## Written problem
Extract every entry word for word. Skip the pictures.

## Data for the task
★ ★ ★ ★ ★ ★ ★

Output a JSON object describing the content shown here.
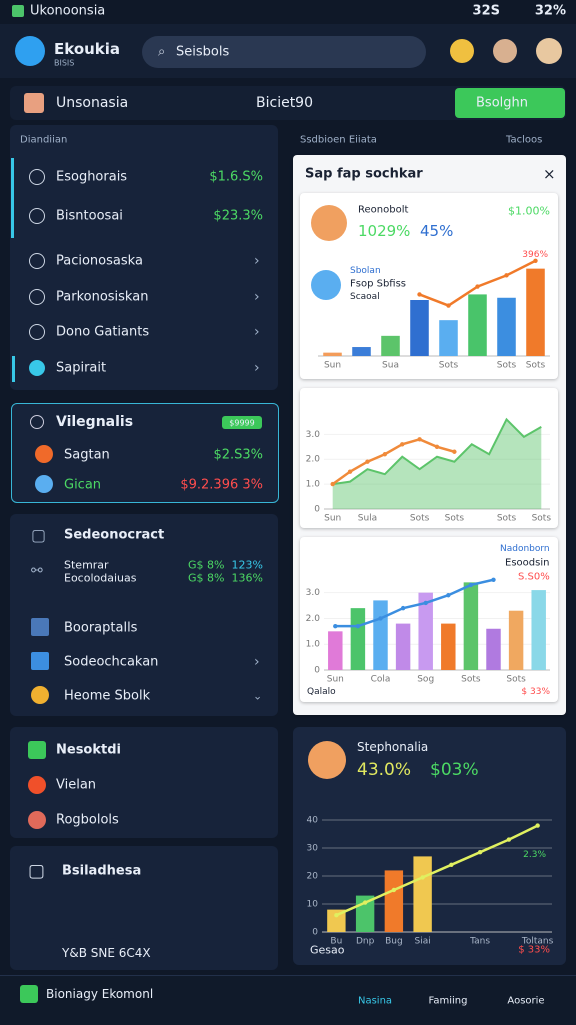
{
  "status_bar": {
    "app": "Ukonoonsia",
    "time": "32S",
    "battery": "32%"
  },
  "header": {
    "title": "Ekoukia",
    "subtitle": "BISIS",
    "search": "Seisbols"
  },
  "toolbar": {
    "title": "Unsonasia",
    "center": "Biciet90",
    "button": "Bsolghn"
  },
  "left_panel": {
    "title": "Diandiian",
    "items": [
      {
        "label": "Esoghorais",
        "value": "$1.6.S%"
      },
      {
        "label": "Bisntoosai",
        "value": "$23.3%"
      },
      {
        "label": "Pacionosaska"
      },
      {
        "label": "Parkonosiskan"
      },
      {
        "label": "Dono Gatiants"
      },
      {
        "label": "Sapirait"
      }
    ]
  },
  "alert_panel": {
    "title": "Vilegnalis",
    "badge": "$9999",
    "items": [
      {
        "label": "Sagtan",
        "value": "$2.S3%"
      },
      {
        "label": "Gican",
        "value": "$9.2.396 3%"
      }
    ]
  },
  "detail_panel": {
    "title": "Sedeonocract",
    "rows": [
      {
        "label": "Stemrar",
        "value_1": "G$ 8%",
        "value_2": "123%"
      },
      {
        "label": "Eocolodaiuas",
        "value_1": "G$ 8%",
        "value_2": "136%"
      }
    ],
    "items": [
      "Booraptalls",
      "Sodeochcakan",
      "Heome Sbolk"
    ]
  },
  "news_panel": {
    "title": "Nesoktdi",
    "items": [
      "Vielan",
      "Rogbolols"
    ]
  },
  "footer_panel": {
    "title": "Bsiladhesa",
    "note": "Y&B SNE 6C4X"
  },
  "right_panel": {
    "title": "Ssdbioen Eiiata",
    "filter": "Tacloos"
  },
  "popup": {
    "title": "Sap fap sochkar",
    "card_1": {
      "name": "Reonobolt",
      "value": "$1.00%",
      "stat_1": "1029%",
      "stat_2": "45%",
      "sub_name": "Sbolan",
      "sub_title": "Fsop Sbfiss",
      "sub_note": "Scaoal",
      "peak": "396%"
    },
    "card_3": {
      "name": "Nadonborn",
      "sub_name": "Esoodsin",
      "value": "S.S0%",
      "footer": "Qalalo",
      "footer_value": "$ 33%"
    },
    "charts": [
      {
        "type": "bar",
        "ylim": [
          0,
          100
        ],
        "categories": [
          "Sun",
          null,
          "Sua",
          null,
          "Sots",
          null,
          "Sots",
          "Sots"
        ],
        "series": [
          {
            "type": "bar",
            "colors": [
              "#f39c5a",
              "#3b7dd8",
              "#5cc46a",
              "#2f6fd0",
              "#5aaef0",
              "#49c46a",
              "#3c8ee0",
              "#f07a2a"
            ],
            "values": [
              3,
              8,
              18,
              50,
              32,
              55,
              52,
              78
            ]
          },
          {
            "type": "line",
            "color": "#f07a2a",
            "values": [
              null,
              null,
              null,
              55,
              45,
              62,
              72,
              85
            ]
          }
        ]
      },
      {
        "type": "area",
        "ylim": [
          0,
          4.5
        ],
        "yticks": [
          0,
          {
            "value": 1,
            "label": "1.0"
          },
          {
            "value": 2,
            "label": "2.0"
          },
          {
            "value": 3,
            "label": "3.0"
          }
        ],
        "categories": [
          "Sun",
          null,
          "Sula",
          null,
          null,
          "Sots",
          null,
          "Sots",
          null,
          null,
          "Sots",
          null,
          "Sots"
        ],
        "series": [
          {
            "type": "area",
            "color": "#5cc46a",
            "values": [
              1.0,
              1.1,
              1.6,
              1.4,
              2.1,
              1.6,
              2.1,
              1.9,
              2.6,
              2.2,
              3.6,
              2.9,
              3.3
            ]
          },
          {
            "type": "line",
            "color": "#f08a3a",
            "values": [
              1.0,
              1.5,
              1.9,
              2.2,
              2.6,
              2.8,
              2.5,
              2.3,
              null,
              null,
              null,
              null,
              null
            ]
          }
        ]
      },
      {
        "type": "bar",
        "ylim": [
          0,
          4.5
        ],
        "yticks": [
          0,
          {
            "value": 1,
            "label": "1.0"
          },
          {
            "value": 2,
            "label": "2.0"
          },
          {
            "value": 3,
            "label": "3.0"
          }
        ],
        "categories": [
          "Sun",
          null,
          "Cola",
          null,
          "Sog",
          null,
          "Sots",
          null,
          "Sots",
          null
        ],
        "series": [
          {
            "type": "bar",
            "colors": [
              "#e07ad8",
              "#4cc46a",
              "#5aaef0",
              "#c08ae8",
              "#c89af0",
              "#f07a2a",
              "#5cc46a",
              "#b07ae0",
              "#f0a860",
              "#8ad8e8"
            ],
            "values": [
              1.5,
              2.4,
              2.7,
              1.8,
              3.0,
              1.8,
              3.4,
              1.6,
              2.3,
              3.1
            ]
          },
          {
            "type": "line",
            "color": "#3b8ee0",
            "values": [
              1.7,
              1.7,
              2.0,
              2.4,
              2.6,
              2.9,
              3.3,
              3.5,
              null,
              null
            ]
          }
        ]
      }
    ]
  },
  "summary_card": {
    "title": "Stephonalia",
    "stat_1": "43.0%",
    "stat_2": "$03%",
    "note_1": "2.3%",
    "footer": "Gesao",
    "footer_value": "$ 33%",
    "chart": {
      "type": "bar",
      "ylim": [
        0,
        45
      ],
      "yticks": [
        0,
        10,
        20,
        30,
        40
      ],
      "categories": [
        "Bu",
        "Dnp",
        "Bug",
        "Siai",
        null,
        "Tans",
        null,
        "Toltans"
      ],
      "series": [
        {
          "type": "bar",
          "colors": [
            "#f0c850",
            "#4cc46a",
            "#f07a2a",
            "#f0c850",
            null,
            null,
            null,
            null
          ],
          "values": [
            8,
            13,
            22,
            27,
            null,
            null,
            null,
            null
          ]
        },
        {
          "type": "line",
          "color": "#e0f060",
          "values": [
            6,
            10.5,
            15,
            19.5,
            24,
            28.5,
            33,
            38
          ]
        }
      ]
    }
  },
  "bottom_nav": {
    "status": "Bioniagy Ekomonl",
    "tabs": [
      "Nasina",
      "Famiing",
      "Aosorie"
    ]
  }
}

★ ★ ★ ★ ★ ★ ★

## Answer for this exercise
Output a JSON object describing the content shown here.
{
  "status_bar": {
    "app": "Ukonoonsia",
    "time": "32S",
    "battery": "32%"
  },
  "header": {
    "title": "Ekoukia",
    "subtitle": "BISIS",
    "search": "Seisbols"
  },
  "toolbar": {
    "title": "Unsonasia",
    "center": "Biciet90",
    "button": "Bsolghn"
  },
  "left_panel": {
    "title": "Diandiian",
    "items": [
      {
        "label": "Esoghorais",
        "value": "$1.6.S%"
      },
      {
        "label": "Bisntoosai",
        "value": "$23.3%"
      },
      {
        "label": "Pacionosaska"
      },
      {
        "label": "Parkonosiskan"
      },
      {
        "label": "Dono Gatiants"
      },
      {
        "label": "Sapirait"
      }
    ]
  },
  "alert_panel": {
    "title": "Vilegnalis",
    "badge": "$9999",
    "items": [
      {
        "label": "Sagtan",
        "value": "$2.S3%"
      },
      {
        "label": "Gican",
        "value": "$9.2.396 3%"
      }
    ]
  },
  "detail_panel": {
    "title": "Sedeonocract",
    "rows": [
      {
        "label": "Stemrar",
        "value_1": "G$ 8%",
        "value_2": "123%"
      },
      {
        "label": "Eocolodaiuas",
        "value_1": "G$ 8%",
        "value_2": "136%"
      }
    ],
    "items": [
      "Booraptalls",
      "Sodeochcakan",
      "Heome Sbolk"
    ]
  },
  "news_panel": {
    "title": "Nesoktdi",
    "items": [
      "Vielan",
      "Rogbolols"
    ]
  },
  "footer_panel": {
    "title": "Bsiladhesa",
    "note": "Y&B SNE 6C4X"
  },
  "right_panel": {
    "title": "Ssdbioen Eiiata",
    "filter": "Tacloos"
  },
  "popup": {
    "title": "Sap fap sochkar",
    "card_1": {
      "name": "Reonobolt",
      "value": "$1.00%",
      "stat_1": "1029%",
      "stat_2": "45%",
      "sub_name": "Sbolan",
      "sub_title": "Fsop Sbfiss",
      "sub_note": "Scaoal",
      "peak": "396%"
    },
    "card_3": {
      "name": "Nadonborn",
      "sub_name": "Esoodsin",
      "value": "S.S0%",
      "footer": "Qalalo",
      "footer_value": "$ 33%"
    },
    "charts": [
      {
        "type": "bar",
        "ylim": [
          0,
          100
        ],
        "categories": [
          "Sun",
          null,
          "Sua",
          null,
          "Sots",
          null,
          "Sots",
          "Sots"
        ],
        "series": [
          {
            "type": "bar",
            "colors": [
              "#f39c5a",
              "#3b7dd8",
              "#5cc46a",
              "#2f6fd0",
              "#5aaef0",
              "#49c46a",
              "#3c8ee0",
              "#f07a2a"
            ],
            "values": [
              3,
              8,
              18,
              50,
              32,
              55,
              52,
              78
            ]
          },
          {
            "type": "line",
            "color": "#f07a2a",
            "values": [
              null,
              null,
              null,
              55,
              45,
              62,
              72,
              85
            ]
          }
        ]
      },
      {
        "type": "area",
        "ylim": [
          0,
          4.5
        ],
        "yticks": [
          0,
          {
            "value": 1,
            "label": "1.0"
          },
          {
            "value": 2,
            "label": "2.0"
          },
          {
            "value": 3,
            "label": "3.0"
          }
        ],
        "categories": [
          "Sun",
          null,
          "Sula",
          null,
          null,
          "Sots",
          null,
          "Sots",
          null,
          null,
          "Sots",
          null,
          "Sots"
        ],
        "series": [
          {
            "type": "area",
            "color": "#5cc46a",
            "values": [
              1.0,
              1.1,
              1.6,
              1.4,
              2.1,
              1.6,
              2.1,
              1.9,
              2.6,
              2.2,
              3.6,
              2.9,
              3.3
            ]
          },
          {
            "type": "line",
            "color": "#f08a3a",
            "values": [
              1.0,
              1.5,
              1.9,
              2.2,
              2.6,
              2.8,
              2.5,
              2.3,
              null,
              null,
              null,
              null,
              null
            ]
          }
        ]
      },
      {
        "type": "bar",
        "ylim": [
          0,
          4.5
        ],
        "yticks": [
          0,
          {
            "value": 1,
            "label": "1.0"
          },
          {
            "value": 2,
            "label": "2.0"
          },
          {
            "value": 3,
            "label": "3.0"
          }
        ],
        "categories": [
          "Sun",
          null,
          "Cola",
          null,
          "Sog",
          null,
          "Sots",
          null,
          "Sots",
          null
        ],
        "series": [
          {
            "type": "bar",
            "colors": [
              "#e07ad8",
              "#4cc46a",
              "#5aaef0",
              "#c08ae8",
              "#c89af0",
              "#f07a2a",
              "#5cc46a",
              "#b07ae0",
              "#f0a860",
              "#8ad8e8"
            ],
            "values": [
              1.5,
              2.4,
              2.7,
              1.8,
              3.0,
              1.8,
              3.4,
              1.6,
              2.3,
              3.1
            ]
          },
          {
            "type": "line",
            "color": "#3b8ee0",
            "values": [
              1.7,
              1.7,
              2.0,
              2.4,
              2.6,
              2.9,
              3.3,
              3.5,
              null,
              null
            ]
          }
        ]
      }
    ]
  },
  "summary_card": {
    "title": "Stephonalia",
    "stat_1": "43.0%",
    "stat_2": "$03%",
    "note_1": "2.3%",
    "footer": "Gesao",
    "footer_value": "$ 33%",
    "chart": {
      "type": "bar",
      "ylim": [
        0,
        45
      ],
      "yticks": [
        0,
        10,
        20,
        30,
        40
      ],
      "categories": [
        "Bu",
        "Dnp",
        "Bug",
        "Siai",
        null,
        "Tans",
        null,
        "Toltans"
      ],
      "series": [
        {
          "type": "bar",
          "colors": [
            "#f0c850",
            "#4cc46a",
            "#f07a2a",
            "#f0c850",
            null,
            null,
            null,
            null
          ],
          "values": [
            8,
            13,
            22,
            27,
            null,
            null,
            null,
            null
          ]
        },
        {
          "type": "line",
          "color": "#e0f060",
          "values": [
            6,
            10.5,
            15,
            19.5,
            24,
            28.5,
            33,
            38
          ]
        }
      ]
    }
  },
  "bottom_nav": {
    "status": "Bioniagy Ekomonl",
    "tabs": [
      "Nasina",
      "Famiing",
      "Aosorie"
    ]
  }
}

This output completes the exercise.